Exercise ::
Copy out, verbatim, the rows between the line containing "table-row[interactable]: ۱۱۱۰۰۶ موجودی" and the line containing "account-currency[interactable]: نما bbox=[64, 795, 80, 811]", inclusive.

Stored records ::
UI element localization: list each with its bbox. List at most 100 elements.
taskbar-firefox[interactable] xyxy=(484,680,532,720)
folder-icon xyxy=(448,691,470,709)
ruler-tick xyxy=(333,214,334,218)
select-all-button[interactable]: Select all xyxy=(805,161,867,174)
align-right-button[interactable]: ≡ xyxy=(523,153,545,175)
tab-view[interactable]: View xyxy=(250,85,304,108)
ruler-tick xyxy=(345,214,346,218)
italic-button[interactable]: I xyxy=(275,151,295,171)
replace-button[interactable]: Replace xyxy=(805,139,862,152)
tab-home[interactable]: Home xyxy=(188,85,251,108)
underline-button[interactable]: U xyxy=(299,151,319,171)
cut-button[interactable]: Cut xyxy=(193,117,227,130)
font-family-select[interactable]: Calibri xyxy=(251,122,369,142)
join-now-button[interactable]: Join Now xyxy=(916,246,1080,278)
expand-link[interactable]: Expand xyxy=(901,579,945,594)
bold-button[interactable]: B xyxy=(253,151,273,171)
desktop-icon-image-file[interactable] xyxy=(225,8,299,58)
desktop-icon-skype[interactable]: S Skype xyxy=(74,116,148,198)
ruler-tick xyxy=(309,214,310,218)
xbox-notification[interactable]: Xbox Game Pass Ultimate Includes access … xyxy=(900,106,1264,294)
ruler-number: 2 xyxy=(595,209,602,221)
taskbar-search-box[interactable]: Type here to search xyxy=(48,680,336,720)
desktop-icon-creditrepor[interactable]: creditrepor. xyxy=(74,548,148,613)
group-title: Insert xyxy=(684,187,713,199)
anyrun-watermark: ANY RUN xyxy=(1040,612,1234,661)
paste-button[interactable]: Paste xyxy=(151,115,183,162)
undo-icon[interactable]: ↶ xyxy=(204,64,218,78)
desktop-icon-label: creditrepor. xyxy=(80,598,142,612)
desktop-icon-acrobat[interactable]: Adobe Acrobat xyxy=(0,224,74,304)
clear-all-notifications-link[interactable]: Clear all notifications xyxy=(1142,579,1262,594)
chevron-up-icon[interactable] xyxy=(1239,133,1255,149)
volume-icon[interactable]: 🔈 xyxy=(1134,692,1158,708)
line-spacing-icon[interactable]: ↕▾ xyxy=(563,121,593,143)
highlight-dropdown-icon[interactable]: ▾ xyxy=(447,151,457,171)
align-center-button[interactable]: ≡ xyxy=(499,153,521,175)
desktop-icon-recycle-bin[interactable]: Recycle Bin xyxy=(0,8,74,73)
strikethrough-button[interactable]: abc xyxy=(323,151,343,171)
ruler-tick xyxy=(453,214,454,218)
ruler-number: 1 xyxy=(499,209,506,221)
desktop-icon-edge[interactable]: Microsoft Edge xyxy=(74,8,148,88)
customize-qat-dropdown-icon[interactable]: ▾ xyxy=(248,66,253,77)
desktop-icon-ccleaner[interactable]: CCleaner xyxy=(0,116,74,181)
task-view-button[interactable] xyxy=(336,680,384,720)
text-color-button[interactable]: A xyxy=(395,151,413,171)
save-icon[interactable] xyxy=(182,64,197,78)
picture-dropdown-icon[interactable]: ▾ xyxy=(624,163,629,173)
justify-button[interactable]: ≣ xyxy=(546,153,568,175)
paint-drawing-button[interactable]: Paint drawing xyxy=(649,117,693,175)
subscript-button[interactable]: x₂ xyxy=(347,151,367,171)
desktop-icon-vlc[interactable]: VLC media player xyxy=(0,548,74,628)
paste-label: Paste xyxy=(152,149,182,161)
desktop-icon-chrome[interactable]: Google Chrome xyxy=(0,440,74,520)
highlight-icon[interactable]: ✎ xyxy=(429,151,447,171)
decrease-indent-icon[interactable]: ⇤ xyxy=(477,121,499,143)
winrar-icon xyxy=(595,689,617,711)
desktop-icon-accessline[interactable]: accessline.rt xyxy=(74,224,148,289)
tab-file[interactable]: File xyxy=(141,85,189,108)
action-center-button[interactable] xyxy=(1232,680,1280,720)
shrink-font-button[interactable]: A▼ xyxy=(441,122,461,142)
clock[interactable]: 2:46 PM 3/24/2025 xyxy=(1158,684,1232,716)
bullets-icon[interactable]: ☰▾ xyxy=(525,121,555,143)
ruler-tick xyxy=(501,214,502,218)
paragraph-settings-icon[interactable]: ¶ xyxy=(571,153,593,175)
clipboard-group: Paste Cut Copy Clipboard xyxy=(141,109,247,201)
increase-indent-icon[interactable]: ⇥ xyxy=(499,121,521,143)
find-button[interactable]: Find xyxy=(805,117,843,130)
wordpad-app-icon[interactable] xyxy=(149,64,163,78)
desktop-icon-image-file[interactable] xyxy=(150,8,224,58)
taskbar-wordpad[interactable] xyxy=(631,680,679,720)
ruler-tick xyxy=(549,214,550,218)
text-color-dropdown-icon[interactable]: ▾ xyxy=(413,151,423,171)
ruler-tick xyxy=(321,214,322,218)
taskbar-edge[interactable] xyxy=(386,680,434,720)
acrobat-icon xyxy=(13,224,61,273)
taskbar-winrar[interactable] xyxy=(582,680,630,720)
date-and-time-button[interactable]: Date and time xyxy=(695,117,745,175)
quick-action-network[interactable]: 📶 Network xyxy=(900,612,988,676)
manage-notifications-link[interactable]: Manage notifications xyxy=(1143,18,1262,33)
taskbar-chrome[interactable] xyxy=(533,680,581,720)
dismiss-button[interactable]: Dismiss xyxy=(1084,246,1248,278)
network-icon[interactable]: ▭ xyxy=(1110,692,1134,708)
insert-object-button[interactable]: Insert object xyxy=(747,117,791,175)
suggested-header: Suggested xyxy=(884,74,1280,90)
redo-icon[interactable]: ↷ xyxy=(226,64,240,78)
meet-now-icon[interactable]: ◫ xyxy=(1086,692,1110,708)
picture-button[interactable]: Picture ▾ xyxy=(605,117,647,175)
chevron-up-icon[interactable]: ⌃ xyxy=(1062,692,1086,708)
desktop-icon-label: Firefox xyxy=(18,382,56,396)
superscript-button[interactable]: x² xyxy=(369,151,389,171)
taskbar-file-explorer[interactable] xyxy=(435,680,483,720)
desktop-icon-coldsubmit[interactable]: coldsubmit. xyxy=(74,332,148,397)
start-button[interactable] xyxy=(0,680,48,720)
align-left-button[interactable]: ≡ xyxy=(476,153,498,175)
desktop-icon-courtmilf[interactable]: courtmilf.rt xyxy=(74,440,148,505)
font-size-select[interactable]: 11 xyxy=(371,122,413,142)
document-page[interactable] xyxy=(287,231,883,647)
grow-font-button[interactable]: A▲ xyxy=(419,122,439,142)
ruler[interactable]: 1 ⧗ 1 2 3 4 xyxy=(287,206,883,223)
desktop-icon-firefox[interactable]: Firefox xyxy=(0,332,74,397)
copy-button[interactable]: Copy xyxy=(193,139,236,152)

...

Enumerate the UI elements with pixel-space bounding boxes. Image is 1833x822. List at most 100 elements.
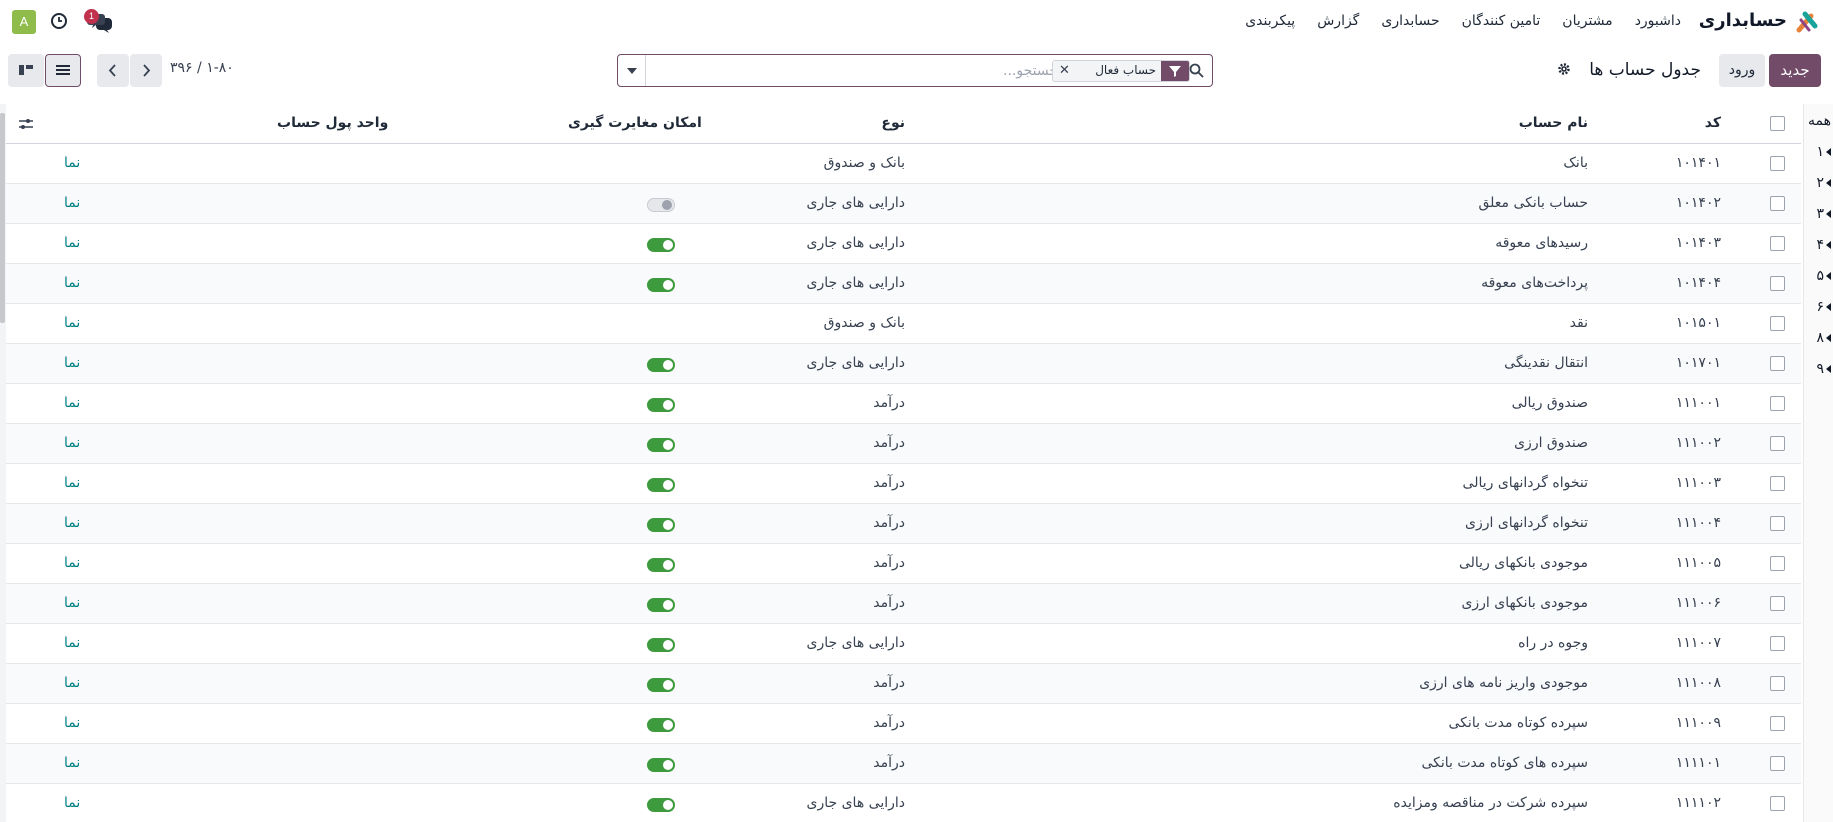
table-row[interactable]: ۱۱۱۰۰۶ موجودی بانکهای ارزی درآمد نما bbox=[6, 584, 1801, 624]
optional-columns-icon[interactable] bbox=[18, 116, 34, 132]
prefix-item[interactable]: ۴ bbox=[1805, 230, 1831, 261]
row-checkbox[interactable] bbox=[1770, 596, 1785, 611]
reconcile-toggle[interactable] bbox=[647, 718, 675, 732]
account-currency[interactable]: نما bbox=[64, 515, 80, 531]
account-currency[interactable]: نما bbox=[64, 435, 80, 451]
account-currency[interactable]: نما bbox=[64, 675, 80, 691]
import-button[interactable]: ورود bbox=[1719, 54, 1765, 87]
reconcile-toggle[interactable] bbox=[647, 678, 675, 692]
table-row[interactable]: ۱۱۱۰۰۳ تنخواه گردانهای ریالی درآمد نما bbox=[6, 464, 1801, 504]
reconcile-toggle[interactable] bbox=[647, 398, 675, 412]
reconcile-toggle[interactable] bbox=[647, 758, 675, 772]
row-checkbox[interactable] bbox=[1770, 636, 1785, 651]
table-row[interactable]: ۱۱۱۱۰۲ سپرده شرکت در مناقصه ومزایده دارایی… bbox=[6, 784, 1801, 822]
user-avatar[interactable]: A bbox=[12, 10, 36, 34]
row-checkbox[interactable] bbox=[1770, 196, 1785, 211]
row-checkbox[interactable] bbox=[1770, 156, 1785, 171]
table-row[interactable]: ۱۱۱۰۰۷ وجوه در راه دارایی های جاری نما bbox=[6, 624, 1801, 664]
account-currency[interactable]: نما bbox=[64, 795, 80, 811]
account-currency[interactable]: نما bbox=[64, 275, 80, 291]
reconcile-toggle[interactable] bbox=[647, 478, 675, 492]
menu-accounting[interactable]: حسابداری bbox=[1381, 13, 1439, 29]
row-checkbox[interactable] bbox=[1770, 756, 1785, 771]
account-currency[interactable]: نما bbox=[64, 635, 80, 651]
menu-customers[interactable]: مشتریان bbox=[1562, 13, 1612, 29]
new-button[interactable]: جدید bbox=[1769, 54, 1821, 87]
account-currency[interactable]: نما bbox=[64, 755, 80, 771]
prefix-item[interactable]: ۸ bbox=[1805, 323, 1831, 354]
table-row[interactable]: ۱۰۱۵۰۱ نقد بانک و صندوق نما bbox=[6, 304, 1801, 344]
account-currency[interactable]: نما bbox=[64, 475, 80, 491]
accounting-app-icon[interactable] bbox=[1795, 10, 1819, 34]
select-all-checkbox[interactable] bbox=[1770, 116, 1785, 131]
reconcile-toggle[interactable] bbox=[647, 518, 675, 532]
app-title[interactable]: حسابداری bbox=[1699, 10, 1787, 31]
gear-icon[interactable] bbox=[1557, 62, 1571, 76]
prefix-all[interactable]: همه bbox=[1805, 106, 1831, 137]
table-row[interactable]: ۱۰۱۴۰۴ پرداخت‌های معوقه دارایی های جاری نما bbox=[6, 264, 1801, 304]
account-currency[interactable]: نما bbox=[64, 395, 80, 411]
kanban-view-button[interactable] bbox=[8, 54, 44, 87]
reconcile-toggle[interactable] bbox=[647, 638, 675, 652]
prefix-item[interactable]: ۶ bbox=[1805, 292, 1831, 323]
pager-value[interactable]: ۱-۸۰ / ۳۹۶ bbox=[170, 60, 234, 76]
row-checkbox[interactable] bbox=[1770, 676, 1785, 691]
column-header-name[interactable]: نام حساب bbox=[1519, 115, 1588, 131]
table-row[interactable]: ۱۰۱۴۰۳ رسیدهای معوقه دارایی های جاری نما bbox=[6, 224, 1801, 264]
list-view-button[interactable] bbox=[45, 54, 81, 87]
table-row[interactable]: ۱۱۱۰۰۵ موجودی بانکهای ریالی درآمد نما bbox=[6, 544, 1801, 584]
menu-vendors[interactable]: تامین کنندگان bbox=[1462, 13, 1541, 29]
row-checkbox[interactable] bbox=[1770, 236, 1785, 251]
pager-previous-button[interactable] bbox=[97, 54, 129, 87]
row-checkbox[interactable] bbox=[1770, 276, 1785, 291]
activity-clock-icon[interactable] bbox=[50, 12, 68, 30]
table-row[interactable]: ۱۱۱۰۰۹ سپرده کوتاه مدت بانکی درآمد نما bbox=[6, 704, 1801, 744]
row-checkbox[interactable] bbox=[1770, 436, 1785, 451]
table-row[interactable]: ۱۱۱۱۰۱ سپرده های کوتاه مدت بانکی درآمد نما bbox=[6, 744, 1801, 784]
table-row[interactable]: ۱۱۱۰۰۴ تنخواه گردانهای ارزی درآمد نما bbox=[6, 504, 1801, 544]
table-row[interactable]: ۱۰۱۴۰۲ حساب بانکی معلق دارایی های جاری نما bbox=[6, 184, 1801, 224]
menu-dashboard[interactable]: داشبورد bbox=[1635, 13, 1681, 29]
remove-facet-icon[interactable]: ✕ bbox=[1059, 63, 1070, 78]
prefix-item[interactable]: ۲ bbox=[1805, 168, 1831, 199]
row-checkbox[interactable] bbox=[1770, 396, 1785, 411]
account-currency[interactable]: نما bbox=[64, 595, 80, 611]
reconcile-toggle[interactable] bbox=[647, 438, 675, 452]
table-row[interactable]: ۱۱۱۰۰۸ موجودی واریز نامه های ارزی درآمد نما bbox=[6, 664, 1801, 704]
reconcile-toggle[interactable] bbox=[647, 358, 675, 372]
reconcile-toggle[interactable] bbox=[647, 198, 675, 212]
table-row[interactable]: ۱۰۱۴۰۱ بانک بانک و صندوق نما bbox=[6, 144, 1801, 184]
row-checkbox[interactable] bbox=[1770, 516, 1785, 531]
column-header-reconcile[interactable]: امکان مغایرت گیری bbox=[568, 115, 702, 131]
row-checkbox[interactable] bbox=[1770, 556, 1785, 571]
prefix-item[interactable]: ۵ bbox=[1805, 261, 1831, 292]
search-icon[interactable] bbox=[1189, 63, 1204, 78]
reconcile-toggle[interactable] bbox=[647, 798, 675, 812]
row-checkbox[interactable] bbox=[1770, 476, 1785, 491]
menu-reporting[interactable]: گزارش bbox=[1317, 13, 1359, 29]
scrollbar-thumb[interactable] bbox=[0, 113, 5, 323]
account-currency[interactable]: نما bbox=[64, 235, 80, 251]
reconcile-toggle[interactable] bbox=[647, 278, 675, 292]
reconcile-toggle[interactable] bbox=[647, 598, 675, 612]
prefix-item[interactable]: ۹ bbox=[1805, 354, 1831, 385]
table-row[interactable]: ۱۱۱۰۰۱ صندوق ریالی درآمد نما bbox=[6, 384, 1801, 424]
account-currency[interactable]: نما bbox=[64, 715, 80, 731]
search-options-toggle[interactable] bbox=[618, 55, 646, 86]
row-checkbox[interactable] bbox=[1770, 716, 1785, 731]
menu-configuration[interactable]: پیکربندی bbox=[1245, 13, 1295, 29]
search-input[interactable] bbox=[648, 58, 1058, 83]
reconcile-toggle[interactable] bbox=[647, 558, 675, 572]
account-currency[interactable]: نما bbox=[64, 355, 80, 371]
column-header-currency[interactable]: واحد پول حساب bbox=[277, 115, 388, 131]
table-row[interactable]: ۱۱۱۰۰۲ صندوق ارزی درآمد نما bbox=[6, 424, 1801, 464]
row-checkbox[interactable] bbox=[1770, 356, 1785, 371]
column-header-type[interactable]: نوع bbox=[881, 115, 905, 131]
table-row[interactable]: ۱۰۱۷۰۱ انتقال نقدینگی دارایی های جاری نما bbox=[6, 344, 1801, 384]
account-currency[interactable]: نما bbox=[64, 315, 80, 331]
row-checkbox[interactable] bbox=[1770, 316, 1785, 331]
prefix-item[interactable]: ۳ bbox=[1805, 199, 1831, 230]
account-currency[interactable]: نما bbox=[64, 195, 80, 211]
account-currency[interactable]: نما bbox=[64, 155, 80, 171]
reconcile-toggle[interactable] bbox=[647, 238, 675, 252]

Task output ::
table-row[interactable]: ۱۱۱۰۰۶ موجودی بانکهای ارزی درآمد نما bbox=[6, 584, 1801, 624]
optional-columns-icon[interactable] bbox=[18, 116, 34, 132]
prefix-item[interactable]: ۴ bbox=[1805, 230, 1831, 261]
row-checkbox[interactable] bbox=[1770, 596, 1785, 611]
reconcile-toggle[interactable] bbox=[647, 718, 675, 732]
account-currency[interactable]: نما bbox=[64, 515, 80, 531]
account-currency[interactable]: نما bbox=[64, 435, 80, 451]
account-currency[interactable]: نما bbox=[64, 675, 80, 691]
import-button[interactable]: ورود bbox=[1719, 54, 1765, 87]
reconcile-toggle[interactable] bbox=[647, 678, 675, 692]
table-row[interactable]: ۱۱۱۰۰۳ تنخواه گردانهای ریالی درآمد نما bbox=[6, 464, 1801, 504]
reconcile-toggle[interactable] bbox=[647, 398, 675, 412]
reconcile-toggle[interactable] bbox=[647, 758, 675, 772]
row-checkbox[interactable] bbox=[1770, 636, 1785, 651]
table-row[interactable]: ۱۱۱۱۰۲ سپرده شرکت در مناقصه ومزایده دارایی… bbox=[6, 784, 1801, 822]
user-avatar[interactable]: A bbox=[12, 10, 36, 34]
row-checkbox[interactable] bbox=[1770, 196, 1785, 211]
row-checkbox[interactable] bbox=[1770, 156, 1785, 171]
table-row[interactable]: ۱۱۱۰۰۷ وجوه در راه دارایی های جاری نما bbox=[6, 624, 1801, 664]
account-currency[interactable]: نما bbox=[64, 795, 80, 811]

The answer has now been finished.